_Task requirements:_ Count every line below that contains "structured", then state the total with no other output.

_Data in this exercise:_
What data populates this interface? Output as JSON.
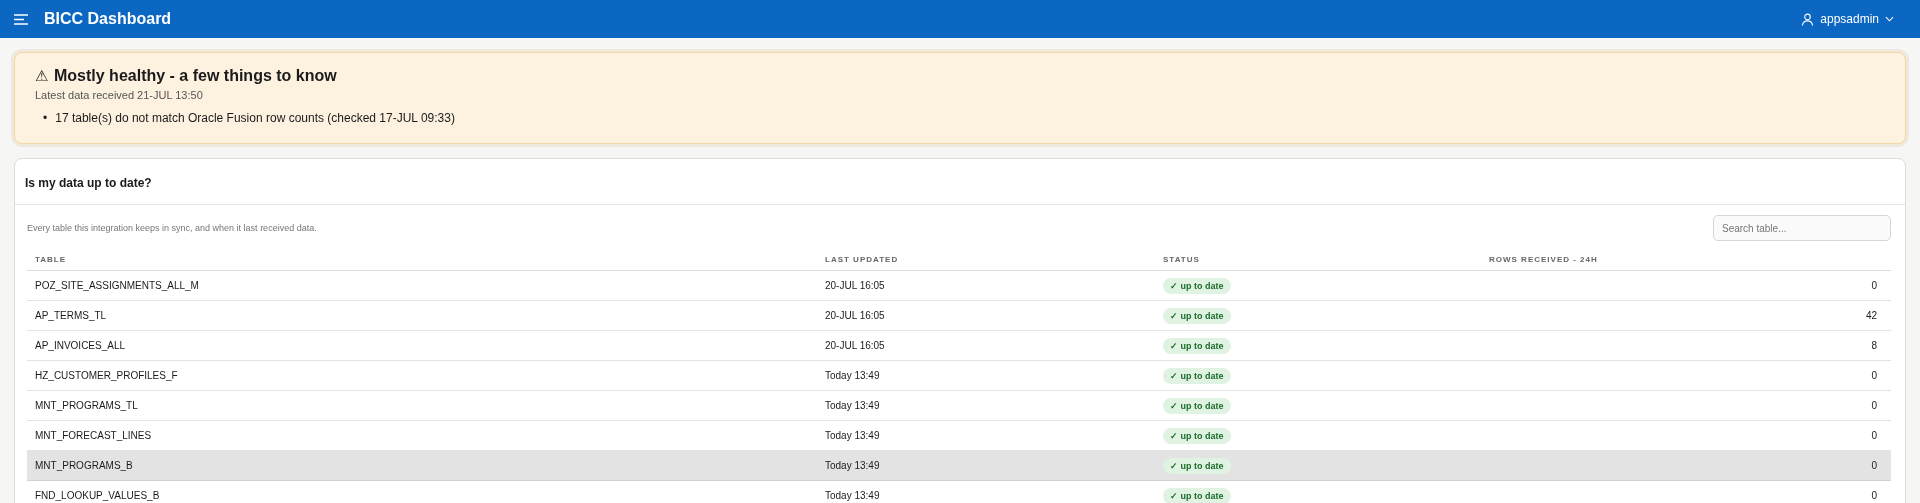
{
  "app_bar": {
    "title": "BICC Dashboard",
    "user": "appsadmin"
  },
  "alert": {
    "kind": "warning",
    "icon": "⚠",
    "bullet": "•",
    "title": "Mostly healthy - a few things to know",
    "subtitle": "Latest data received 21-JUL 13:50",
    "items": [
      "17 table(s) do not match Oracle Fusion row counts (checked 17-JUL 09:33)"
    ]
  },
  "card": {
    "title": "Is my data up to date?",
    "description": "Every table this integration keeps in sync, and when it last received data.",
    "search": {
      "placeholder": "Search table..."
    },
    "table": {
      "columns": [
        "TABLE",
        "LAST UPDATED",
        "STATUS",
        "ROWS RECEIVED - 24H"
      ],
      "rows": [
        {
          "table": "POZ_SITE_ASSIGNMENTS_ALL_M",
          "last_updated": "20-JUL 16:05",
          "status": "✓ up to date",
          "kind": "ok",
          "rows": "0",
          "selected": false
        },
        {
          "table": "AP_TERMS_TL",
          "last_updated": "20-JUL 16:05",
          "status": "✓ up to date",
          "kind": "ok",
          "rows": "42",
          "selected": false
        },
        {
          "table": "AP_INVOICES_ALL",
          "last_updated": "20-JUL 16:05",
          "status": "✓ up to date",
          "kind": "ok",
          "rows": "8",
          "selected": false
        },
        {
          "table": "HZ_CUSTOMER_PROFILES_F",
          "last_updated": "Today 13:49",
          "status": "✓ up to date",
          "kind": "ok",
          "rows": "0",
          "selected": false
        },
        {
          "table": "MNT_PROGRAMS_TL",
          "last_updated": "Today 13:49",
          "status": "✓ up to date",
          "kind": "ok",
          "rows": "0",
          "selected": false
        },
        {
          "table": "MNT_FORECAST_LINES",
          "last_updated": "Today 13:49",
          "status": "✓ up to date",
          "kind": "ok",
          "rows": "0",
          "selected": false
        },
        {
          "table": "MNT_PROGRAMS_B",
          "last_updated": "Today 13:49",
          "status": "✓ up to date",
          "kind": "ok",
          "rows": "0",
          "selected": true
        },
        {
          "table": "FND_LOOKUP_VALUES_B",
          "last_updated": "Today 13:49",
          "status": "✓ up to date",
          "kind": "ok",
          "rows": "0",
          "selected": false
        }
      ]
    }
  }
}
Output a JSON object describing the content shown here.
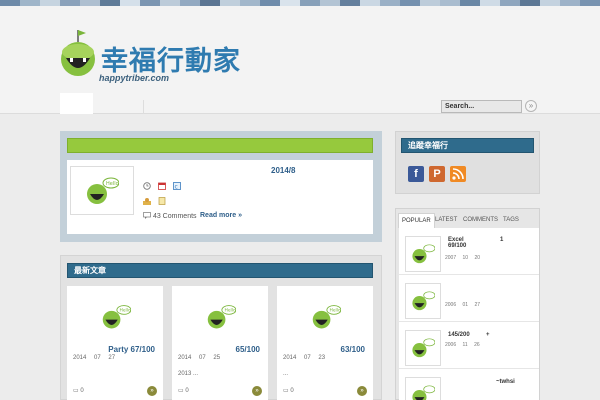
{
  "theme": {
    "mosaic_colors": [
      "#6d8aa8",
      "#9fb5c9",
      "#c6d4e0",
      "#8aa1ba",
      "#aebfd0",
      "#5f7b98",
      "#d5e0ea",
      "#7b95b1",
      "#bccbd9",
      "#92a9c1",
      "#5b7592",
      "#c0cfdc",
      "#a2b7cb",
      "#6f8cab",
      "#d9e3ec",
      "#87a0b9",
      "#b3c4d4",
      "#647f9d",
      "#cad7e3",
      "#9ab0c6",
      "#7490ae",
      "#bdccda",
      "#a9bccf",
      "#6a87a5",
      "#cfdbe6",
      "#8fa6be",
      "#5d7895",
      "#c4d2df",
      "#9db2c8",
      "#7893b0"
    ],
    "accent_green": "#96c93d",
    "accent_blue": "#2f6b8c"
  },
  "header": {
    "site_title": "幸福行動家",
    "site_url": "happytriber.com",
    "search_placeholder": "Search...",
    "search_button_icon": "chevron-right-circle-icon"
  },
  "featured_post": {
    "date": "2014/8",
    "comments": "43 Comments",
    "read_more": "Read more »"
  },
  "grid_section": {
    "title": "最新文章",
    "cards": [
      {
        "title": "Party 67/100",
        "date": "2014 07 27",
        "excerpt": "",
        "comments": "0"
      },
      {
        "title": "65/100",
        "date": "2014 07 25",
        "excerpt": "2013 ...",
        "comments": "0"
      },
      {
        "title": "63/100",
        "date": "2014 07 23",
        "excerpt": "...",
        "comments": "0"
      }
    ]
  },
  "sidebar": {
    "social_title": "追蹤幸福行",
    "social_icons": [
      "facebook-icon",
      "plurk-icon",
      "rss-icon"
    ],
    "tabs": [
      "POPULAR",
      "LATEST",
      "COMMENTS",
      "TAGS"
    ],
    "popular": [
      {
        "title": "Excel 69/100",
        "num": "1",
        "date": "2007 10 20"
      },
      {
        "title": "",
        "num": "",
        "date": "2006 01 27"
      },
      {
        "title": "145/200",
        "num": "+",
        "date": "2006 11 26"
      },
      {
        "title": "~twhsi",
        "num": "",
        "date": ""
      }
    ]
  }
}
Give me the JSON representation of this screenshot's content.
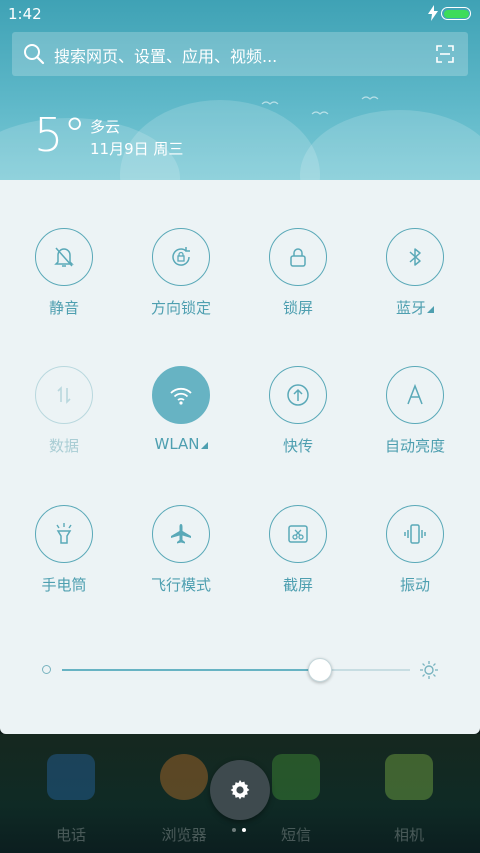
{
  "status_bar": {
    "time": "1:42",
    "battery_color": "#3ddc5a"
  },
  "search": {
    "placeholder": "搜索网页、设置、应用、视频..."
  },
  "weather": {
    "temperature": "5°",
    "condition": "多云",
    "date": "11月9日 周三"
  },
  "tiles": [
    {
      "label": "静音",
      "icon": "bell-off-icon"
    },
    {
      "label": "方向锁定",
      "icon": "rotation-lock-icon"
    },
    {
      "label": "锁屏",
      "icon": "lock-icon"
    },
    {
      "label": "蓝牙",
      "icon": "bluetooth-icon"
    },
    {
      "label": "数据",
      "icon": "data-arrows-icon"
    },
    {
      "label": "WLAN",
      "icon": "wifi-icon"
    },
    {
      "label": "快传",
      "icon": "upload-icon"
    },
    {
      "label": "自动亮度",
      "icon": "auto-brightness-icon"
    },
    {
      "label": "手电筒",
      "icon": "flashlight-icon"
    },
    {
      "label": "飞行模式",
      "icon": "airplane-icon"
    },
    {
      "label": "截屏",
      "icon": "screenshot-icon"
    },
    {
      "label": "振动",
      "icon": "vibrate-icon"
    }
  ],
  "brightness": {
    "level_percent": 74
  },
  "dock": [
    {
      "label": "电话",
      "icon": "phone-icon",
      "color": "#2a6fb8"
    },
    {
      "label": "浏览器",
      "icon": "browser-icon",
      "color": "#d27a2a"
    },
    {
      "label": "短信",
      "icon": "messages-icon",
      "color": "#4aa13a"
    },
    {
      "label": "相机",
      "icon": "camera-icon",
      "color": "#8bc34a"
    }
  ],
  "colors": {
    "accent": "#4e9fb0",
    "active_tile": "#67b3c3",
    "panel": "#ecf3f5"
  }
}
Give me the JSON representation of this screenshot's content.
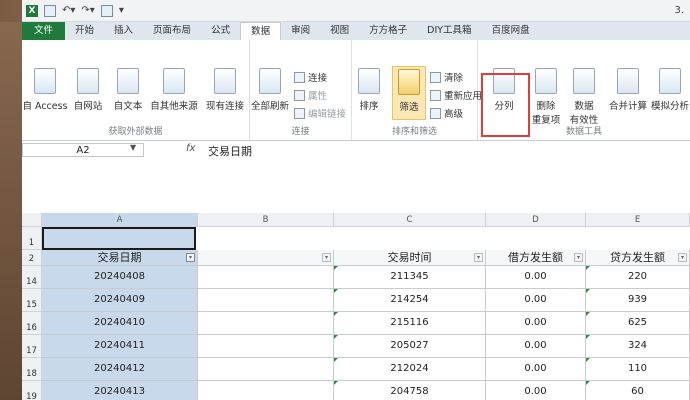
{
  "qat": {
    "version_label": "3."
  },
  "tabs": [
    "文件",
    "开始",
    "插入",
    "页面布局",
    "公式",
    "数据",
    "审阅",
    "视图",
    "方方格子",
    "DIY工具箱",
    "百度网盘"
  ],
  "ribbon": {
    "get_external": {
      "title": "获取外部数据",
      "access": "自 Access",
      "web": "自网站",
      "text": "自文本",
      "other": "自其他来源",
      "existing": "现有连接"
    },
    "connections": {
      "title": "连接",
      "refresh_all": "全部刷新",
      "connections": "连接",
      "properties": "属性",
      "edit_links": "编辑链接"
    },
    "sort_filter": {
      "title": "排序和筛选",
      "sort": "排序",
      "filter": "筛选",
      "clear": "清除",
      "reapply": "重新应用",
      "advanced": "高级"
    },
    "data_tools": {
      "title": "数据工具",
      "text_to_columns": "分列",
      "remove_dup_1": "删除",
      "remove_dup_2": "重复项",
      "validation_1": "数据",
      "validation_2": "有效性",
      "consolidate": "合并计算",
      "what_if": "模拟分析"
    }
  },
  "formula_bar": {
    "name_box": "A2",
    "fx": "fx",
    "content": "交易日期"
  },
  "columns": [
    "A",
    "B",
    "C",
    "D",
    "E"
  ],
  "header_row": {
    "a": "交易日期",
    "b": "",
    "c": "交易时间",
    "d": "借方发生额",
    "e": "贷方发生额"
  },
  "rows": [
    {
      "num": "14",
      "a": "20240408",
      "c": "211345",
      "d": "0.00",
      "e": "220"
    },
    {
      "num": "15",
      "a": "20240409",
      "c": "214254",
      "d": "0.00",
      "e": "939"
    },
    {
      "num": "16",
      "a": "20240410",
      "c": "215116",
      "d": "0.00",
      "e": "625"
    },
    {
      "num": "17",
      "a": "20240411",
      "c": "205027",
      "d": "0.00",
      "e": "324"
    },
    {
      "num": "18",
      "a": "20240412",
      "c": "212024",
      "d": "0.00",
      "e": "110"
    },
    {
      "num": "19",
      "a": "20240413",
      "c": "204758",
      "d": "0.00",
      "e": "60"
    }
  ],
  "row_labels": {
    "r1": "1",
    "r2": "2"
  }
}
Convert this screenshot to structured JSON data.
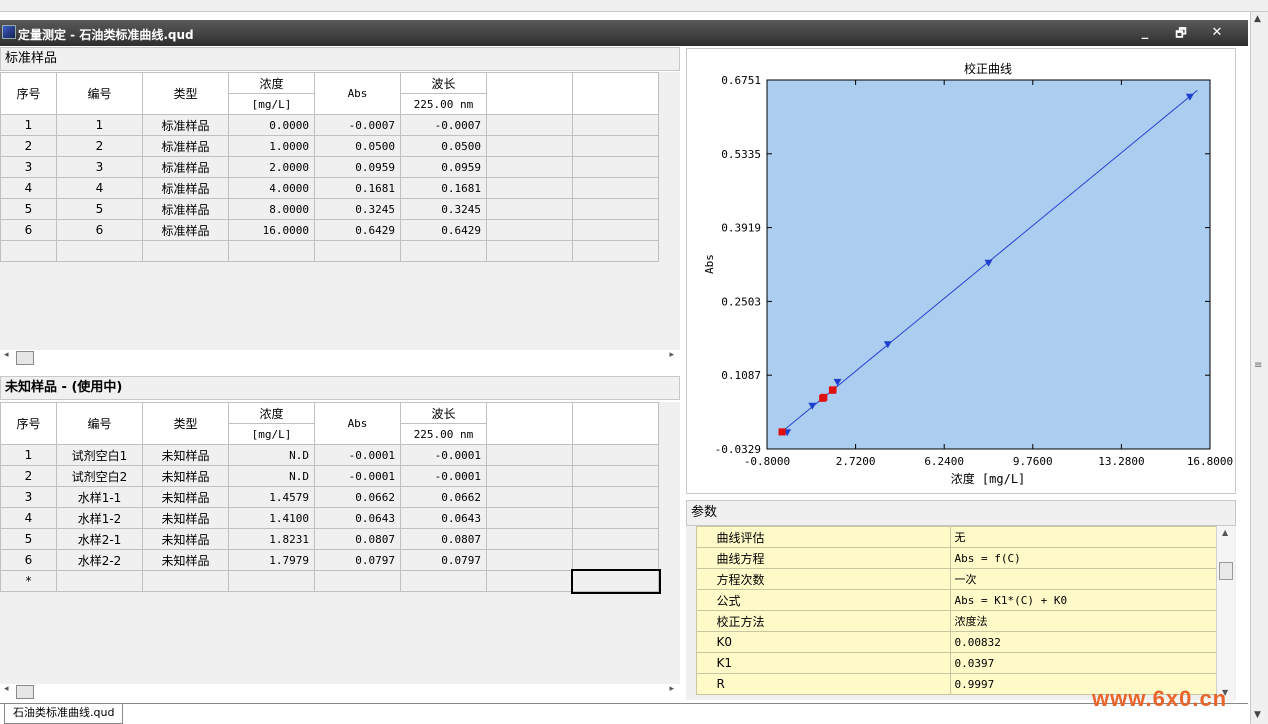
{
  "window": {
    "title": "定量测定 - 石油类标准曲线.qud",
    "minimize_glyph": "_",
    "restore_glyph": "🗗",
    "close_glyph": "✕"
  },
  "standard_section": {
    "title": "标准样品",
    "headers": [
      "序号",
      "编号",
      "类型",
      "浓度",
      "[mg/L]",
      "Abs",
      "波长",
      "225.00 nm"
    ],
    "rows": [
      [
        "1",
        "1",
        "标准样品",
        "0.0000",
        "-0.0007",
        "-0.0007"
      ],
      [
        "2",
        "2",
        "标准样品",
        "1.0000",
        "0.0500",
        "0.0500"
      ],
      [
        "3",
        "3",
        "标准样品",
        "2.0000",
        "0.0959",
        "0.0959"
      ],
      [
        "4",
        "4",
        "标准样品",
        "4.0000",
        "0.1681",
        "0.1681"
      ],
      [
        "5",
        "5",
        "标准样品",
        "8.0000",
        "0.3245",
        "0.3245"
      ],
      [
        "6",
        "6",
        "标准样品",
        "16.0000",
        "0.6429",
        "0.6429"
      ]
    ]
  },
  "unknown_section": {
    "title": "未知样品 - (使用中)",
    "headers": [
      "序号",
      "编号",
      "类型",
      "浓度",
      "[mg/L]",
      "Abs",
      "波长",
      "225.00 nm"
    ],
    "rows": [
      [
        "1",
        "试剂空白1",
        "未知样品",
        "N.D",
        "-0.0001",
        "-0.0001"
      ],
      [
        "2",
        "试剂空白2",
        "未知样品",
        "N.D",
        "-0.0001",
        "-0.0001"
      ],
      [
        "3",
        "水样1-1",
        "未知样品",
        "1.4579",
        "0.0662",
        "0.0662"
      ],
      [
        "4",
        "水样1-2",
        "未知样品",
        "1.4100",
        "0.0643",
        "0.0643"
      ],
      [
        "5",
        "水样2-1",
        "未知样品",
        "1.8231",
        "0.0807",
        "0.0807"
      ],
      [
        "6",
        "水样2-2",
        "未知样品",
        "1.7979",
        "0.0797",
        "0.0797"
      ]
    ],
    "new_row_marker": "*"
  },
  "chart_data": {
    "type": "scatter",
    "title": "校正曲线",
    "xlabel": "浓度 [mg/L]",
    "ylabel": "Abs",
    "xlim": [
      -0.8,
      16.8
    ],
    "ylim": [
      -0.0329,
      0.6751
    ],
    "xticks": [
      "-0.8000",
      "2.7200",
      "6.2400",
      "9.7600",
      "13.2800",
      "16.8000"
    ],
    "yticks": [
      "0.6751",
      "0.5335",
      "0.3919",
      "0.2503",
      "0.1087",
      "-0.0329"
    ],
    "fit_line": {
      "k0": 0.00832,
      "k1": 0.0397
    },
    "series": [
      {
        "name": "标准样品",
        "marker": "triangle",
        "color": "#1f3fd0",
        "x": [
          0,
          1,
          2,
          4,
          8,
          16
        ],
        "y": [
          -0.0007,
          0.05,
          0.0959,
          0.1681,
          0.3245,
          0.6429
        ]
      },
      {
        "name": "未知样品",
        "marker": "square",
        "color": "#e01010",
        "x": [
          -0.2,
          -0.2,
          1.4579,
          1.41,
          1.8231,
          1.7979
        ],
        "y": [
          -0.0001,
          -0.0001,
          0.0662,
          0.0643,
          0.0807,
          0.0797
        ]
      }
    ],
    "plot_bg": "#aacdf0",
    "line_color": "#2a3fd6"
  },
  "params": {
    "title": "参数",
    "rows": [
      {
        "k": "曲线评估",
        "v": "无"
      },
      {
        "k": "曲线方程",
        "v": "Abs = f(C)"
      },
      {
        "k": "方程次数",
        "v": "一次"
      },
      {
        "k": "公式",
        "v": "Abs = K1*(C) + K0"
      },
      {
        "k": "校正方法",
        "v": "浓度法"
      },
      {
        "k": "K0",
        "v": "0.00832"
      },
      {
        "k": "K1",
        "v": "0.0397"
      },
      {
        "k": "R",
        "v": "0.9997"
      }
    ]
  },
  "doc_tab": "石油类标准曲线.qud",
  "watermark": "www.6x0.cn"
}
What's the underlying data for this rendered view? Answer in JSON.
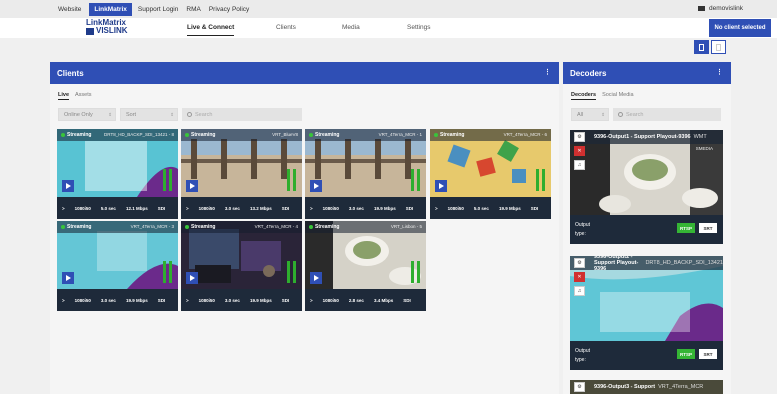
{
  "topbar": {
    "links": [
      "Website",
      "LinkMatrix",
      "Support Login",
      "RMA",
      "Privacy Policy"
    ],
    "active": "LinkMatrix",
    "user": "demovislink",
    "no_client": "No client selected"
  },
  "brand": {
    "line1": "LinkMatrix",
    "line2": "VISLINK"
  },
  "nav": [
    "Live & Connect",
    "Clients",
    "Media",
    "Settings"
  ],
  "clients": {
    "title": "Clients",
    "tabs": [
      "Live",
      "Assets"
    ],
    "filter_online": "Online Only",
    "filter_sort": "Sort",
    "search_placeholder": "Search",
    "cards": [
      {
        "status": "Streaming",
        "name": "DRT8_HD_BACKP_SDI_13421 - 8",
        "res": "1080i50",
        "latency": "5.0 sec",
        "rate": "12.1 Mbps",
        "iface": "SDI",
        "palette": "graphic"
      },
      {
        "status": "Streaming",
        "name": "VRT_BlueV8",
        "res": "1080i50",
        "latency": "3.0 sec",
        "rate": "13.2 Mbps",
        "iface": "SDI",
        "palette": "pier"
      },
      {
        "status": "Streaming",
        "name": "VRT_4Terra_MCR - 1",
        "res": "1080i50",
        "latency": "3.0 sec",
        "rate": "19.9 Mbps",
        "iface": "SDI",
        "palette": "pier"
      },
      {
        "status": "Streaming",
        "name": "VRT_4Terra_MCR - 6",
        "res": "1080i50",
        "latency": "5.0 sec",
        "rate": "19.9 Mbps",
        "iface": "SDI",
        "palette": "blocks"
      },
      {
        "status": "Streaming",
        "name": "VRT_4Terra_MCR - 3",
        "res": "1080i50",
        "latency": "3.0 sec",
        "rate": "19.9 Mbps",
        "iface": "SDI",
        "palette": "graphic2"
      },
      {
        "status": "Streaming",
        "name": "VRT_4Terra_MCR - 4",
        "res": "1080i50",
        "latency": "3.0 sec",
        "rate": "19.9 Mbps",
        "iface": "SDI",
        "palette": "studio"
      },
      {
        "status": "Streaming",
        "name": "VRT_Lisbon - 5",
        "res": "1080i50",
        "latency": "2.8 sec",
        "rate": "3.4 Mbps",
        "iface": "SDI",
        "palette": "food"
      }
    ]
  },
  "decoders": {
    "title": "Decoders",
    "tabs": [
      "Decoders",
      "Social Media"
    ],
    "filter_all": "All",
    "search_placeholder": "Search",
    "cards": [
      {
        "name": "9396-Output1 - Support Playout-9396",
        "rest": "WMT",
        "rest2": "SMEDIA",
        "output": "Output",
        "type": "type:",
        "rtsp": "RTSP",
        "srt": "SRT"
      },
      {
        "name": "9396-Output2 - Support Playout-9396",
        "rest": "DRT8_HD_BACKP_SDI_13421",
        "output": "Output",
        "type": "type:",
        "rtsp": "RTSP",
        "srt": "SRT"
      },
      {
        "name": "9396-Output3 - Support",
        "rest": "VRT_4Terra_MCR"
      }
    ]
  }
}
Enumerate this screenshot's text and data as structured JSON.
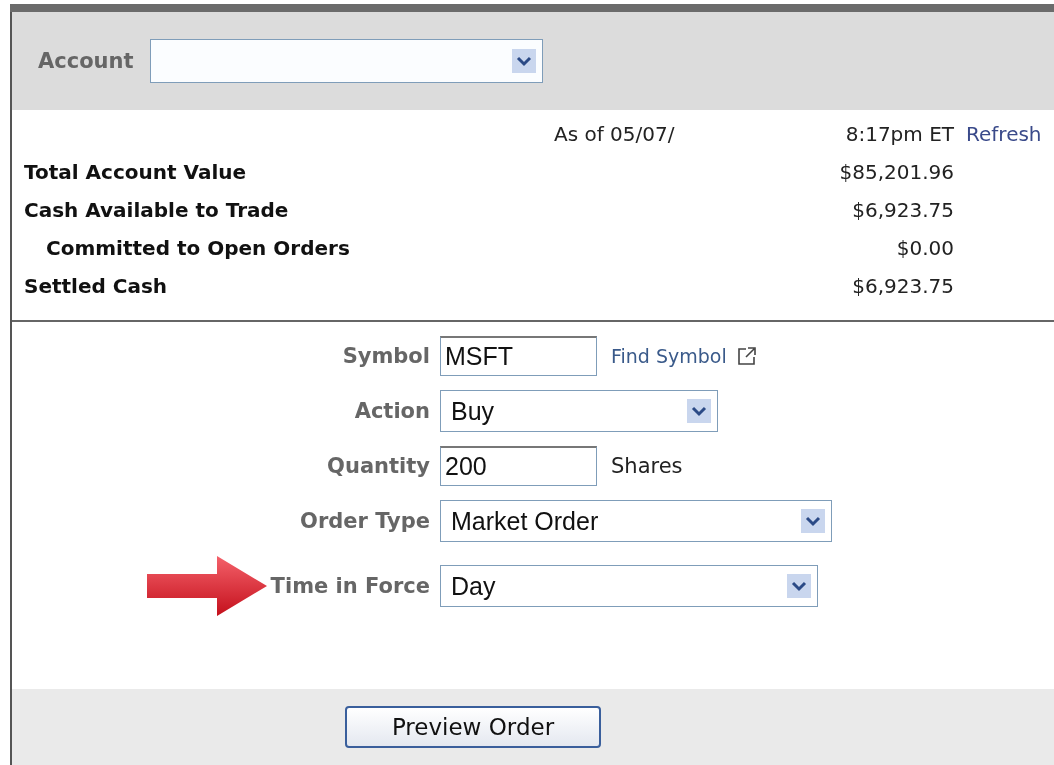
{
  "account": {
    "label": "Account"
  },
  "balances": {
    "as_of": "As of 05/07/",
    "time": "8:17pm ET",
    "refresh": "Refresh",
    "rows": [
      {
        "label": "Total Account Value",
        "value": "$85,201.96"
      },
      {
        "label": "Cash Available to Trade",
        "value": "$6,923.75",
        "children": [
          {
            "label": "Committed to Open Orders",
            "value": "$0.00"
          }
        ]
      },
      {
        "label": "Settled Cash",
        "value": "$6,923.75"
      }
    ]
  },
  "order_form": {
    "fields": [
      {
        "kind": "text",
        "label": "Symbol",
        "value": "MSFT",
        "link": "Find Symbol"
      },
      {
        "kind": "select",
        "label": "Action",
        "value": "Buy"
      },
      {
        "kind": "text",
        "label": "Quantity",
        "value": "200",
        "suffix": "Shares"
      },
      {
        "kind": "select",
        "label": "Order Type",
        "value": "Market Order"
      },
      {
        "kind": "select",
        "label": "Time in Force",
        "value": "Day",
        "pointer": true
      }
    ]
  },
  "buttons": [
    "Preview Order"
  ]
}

_Answer to the task:_ 2